## [Goal]
Return the records, each one exactly as written.

## [Data provided]

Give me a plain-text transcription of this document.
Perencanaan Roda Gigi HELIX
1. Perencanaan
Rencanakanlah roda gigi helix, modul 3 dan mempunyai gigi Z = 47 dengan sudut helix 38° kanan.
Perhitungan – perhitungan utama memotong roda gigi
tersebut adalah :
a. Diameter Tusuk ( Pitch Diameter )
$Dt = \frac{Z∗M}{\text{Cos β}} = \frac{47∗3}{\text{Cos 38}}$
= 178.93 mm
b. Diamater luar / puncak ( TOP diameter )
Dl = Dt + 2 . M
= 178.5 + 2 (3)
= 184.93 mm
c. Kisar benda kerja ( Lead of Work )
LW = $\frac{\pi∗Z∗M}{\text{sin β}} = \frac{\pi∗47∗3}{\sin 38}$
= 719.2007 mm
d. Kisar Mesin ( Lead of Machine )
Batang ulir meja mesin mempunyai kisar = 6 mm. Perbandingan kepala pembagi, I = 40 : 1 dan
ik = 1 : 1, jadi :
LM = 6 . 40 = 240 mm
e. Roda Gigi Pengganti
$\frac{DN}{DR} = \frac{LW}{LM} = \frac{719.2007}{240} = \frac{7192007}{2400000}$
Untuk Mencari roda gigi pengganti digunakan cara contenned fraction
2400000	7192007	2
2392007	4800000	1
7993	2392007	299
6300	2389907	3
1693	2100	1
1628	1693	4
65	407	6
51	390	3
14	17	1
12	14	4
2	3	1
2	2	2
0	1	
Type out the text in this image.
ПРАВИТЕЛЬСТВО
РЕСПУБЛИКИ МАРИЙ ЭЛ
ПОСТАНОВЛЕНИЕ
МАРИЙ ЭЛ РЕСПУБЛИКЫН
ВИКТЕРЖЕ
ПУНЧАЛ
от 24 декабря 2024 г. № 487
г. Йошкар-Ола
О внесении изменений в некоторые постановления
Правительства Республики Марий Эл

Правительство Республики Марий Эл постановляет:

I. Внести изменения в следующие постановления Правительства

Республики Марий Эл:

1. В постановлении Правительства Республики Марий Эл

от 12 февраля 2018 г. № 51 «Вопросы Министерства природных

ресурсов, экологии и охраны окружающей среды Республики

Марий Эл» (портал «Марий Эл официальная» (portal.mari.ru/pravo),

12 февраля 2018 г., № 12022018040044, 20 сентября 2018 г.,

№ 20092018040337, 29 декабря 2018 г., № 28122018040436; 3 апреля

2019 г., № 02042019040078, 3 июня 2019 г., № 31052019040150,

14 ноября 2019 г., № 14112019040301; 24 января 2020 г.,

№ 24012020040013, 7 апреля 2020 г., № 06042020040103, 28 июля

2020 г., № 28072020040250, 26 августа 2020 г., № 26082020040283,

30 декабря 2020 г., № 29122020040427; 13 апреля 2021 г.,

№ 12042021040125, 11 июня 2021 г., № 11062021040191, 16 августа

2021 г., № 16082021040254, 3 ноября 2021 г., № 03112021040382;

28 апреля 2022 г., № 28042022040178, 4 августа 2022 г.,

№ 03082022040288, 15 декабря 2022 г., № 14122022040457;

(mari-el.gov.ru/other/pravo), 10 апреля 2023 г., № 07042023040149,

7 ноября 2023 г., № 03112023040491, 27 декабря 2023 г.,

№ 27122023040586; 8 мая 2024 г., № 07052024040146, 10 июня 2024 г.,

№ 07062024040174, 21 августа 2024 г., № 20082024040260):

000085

## [The result]
Give me a plain-text transcription of this document.
Perencanaan Roda Gigi HELIX
1. Perencanaan
Rencanakanlah roda gigi helix, modul 3 dan mempunyai gigi Z = 47 dengan sudut helix 38° kanan.
Perhitungan – perhitungan utama memotong roda gigi
tersebut adalah :
a. Diameter Tusuk ( Pitch Diameter )
$Dt = \frac{Z∗M}{\text{Cos β}} = \frac{47∗3}{\text{Cos 38}}$
= 178.93 mm
b. Diamater luar / puncak ( TOP diameter )
Dl = Dt + 2 . M
= 178.5 + 2 (3)
= 184.93 mm
c. Kisar benda kerja ( Lead of Work )
LW = $\frac{\pi∗Z∗M}{\text{sin β}} = \frac{\pi∗47∗3}{\sin 38}$
= 719.2007 mm
d. Kisar Mesin ( Lead of Machine )
Batang ulir meja mesin mempunyai kisar = 6 mm. Perbandingan kepala pembagi, I = 40 : 1 dan
ik = 1 : 1, jadi :
LM = 6 . 40 = 240 mm
e. Roda Gigi Pengganti
$\frac{DN}{DR} = \frac{LW}{LM} = \frac{719.2007}{240} = \frac{7192007}{2400000}$
Untuk Mencari roda gigi pengganti digunakan cara contenned fraction
2400000	7192007	2
2392007	4800000	1
7993	2392007	299
6300	2389907	3
1693	2100	1
1628	1693	4
65	407	6
51	390	3
14	17	1
12	14	4
2	3	1
2	2	2
0	1	
Type out the text in this image.
ПРАВИТЕЛЬСТВО
РЕСПУБЛИКИ МАРИЙ ЭЛ
ПОСТАНОВЛЕНИЕ
МАРИЙ ЭЛ РЕСПУБЛИКЫН
ВИКТЕРЖЕ
ПУНЧАЛ
от 24 декабря 2024 г. № 487
г. Йошкар-Ола
О внесении изменений в некоторые постановления
Правительства Республики Марий Эл

Правительство Республики Марий Эл постановляет:

I. Внести изменения в следующие постановления Правительства

Республики Марий Эл:

1. В постановлении Правительства Республики Марий Эл

от 12 февраля 2018 г. № 51 «Вопросы Министерства природных

ресурсов, экологии и охраны окружающей среды Республики

Марий Эл» (портал «Марий Эл официальная» (portal.mari.ru/pravo),

12 февраля 2018 г., № 12022018040044, 20 сентября 2018 г.,

№ 20092018040337, 29 декабря 2018 г., № 28122018040436; 3 апреля

2019 г., № 02042019040078, 3 июня 2019 г., № 31052019040150,

14 ноября 2019 г., № 14112019040301; 24 января 2020 г.,

№ 24012020040013, 7 апреля 2020 г., № 06042020040103, 28 июля

2020 г., № 28072020040250, 26 августа 2020 г., № 26082020040283,

30 декабря 2020 г., № 29122020040427; 13 апреля 2021 г.,

№ 12042021040125, 11 июня 2021 г., № 11062021040191, 16 августа

2021 г., № 16082021040254, 3 ноября 2021 г., № 03112021040382;

28 апреля 2022 г., № 28042022040178, 4 августа 2022 г.,

№ 03082022040288, 15 декабря 2022 г., № 14122022040457;

(mari-el.gov.ru/other/pravo), 10 апреля 2023 г., № 07042023040149,

7 ноября 2023 г., № 03112023040491, 27 декабря 2023 г.,

№ 27122023040586; 8 мая 2024 г., № 07052024040146, 10 июня 2024 г.,

№ 07062024040174, 21 августа 2024 г., № 20082024040260):

000085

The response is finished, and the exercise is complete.